◆ **Work item A**
In the abstract on hemoglobins and nitric oxide, translate this sentence into Spanish: "The reaction serves important roles in NO metabolism and detoxification throughout the aerobic biosphere."
◆ **Work item B**
The abstract on hemoglobins and nitric oxide names several members of the hemoglobin superfamily that dioxygenate nitric oxide. List each of them.

Hemoglobins dioxygenate nitric oxide with high fidelity

Distantly related members of the hemoglobin (Hb) superfamily including red blood cell Hb, muscle myoglobin (Mb) and the microbial flavohemoglobin (flavoHb) dioxygenate nitric oxide (NO). The reaction serves important roles in NO metabolism and detoxification throughout the aerobic biosphere. Analysis of the stoichiometric product nitrate shows greater than 99% double O-atom incorporation from Hb18O2, Mb18O2 and flavoHb18O2 demonstrating a conserved high fidelity NO dioxygenation mechanism. Whereas, reactions of NO with the structurally unrelated Turbo cornutus MbO2 or free superoxide radical (-O2) yield sub-stoichiometric nitrate showing low fidelity O-atom incorporation. These and other results support a NO dioxygenation mechanism involving (1) rapid reaction of NO with a FeIII-O2 intermediate to form FeIII−OONO and (2) rapid isomerization of the FeIII−OONO intermediate to form nitrate. A sub-microsecond isomerization event is hypothesized in which the O–O bond homolyzes to form a protein caged [FeIVO NO2] intermediate and ferryl oxygen attacks NO2 to form nitrate. Hb functions as a NO dioxygenase by controlling O2 binding and electrochemistry, guiding NO diffusion and reaction, and shielding highly reactive intermediates from solvent water and biomolecules.

◆ **Supplied records**
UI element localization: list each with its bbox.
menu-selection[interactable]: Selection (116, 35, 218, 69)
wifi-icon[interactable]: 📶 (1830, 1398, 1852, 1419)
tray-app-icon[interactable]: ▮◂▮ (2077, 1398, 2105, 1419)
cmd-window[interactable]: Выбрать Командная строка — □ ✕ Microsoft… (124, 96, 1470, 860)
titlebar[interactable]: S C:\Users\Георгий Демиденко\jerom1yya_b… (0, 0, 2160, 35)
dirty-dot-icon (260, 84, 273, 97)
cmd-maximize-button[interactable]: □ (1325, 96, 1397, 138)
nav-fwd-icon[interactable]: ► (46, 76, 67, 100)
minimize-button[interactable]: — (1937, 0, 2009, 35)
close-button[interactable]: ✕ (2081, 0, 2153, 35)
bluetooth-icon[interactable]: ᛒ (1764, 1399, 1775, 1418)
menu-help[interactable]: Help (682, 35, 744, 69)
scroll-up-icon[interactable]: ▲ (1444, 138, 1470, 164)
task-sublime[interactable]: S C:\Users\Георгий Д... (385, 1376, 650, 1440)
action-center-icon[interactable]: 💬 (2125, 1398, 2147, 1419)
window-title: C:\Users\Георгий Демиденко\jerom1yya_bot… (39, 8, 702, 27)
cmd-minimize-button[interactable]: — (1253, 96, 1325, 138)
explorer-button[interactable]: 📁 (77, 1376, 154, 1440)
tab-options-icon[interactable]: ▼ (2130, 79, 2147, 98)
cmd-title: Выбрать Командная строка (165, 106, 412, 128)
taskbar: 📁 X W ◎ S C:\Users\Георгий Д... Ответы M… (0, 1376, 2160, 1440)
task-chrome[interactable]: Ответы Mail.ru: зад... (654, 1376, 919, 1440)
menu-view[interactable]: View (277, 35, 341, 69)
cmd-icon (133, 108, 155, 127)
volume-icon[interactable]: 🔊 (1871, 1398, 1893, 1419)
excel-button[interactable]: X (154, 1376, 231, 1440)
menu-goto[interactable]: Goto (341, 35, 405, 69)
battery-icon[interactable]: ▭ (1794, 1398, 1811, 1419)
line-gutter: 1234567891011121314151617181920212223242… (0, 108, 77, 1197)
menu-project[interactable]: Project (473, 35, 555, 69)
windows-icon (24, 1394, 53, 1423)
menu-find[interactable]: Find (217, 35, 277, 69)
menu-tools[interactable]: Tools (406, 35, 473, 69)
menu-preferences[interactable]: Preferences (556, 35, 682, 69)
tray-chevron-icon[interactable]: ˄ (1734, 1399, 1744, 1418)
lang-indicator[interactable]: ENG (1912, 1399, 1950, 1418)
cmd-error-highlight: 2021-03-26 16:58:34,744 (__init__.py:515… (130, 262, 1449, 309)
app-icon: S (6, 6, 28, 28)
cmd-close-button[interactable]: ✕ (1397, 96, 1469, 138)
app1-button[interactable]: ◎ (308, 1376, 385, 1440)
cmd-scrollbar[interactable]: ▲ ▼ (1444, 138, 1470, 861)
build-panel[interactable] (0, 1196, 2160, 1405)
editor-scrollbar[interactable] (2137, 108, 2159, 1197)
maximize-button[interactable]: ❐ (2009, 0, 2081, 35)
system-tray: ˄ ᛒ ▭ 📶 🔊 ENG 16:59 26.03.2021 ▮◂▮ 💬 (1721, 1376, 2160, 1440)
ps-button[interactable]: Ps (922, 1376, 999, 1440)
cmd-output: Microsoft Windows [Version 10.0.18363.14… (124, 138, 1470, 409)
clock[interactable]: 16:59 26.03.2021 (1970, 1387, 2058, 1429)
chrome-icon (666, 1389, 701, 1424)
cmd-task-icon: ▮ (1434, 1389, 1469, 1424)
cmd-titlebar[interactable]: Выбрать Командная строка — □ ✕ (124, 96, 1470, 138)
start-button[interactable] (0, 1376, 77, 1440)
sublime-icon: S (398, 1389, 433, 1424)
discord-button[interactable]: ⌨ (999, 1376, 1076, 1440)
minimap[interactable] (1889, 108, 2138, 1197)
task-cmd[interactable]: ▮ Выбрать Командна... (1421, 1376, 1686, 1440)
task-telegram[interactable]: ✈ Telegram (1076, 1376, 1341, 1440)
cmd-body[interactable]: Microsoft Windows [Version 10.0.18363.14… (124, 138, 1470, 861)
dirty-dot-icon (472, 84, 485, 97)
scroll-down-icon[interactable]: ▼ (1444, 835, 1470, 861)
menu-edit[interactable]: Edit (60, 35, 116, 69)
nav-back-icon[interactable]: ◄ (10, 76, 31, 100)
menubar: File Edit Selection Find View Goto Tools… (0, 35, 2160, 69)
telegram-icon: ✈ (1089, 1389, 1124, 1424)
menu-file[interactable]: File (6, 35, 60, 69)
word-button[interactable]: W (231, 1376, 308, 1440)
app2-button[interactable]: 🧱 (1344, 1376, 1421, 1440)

◆ **Written answer A**
La reacción desempeña funciones importantes en el metabolismo y la detoxificación del NO en toda la biosfera aeróbica.

◆ **Written answer B**
- Red blood cell hemoglobin (Hb)
- Muscle myoglobin (Mb)
- Microbial flavohemoglobin (flavoHb)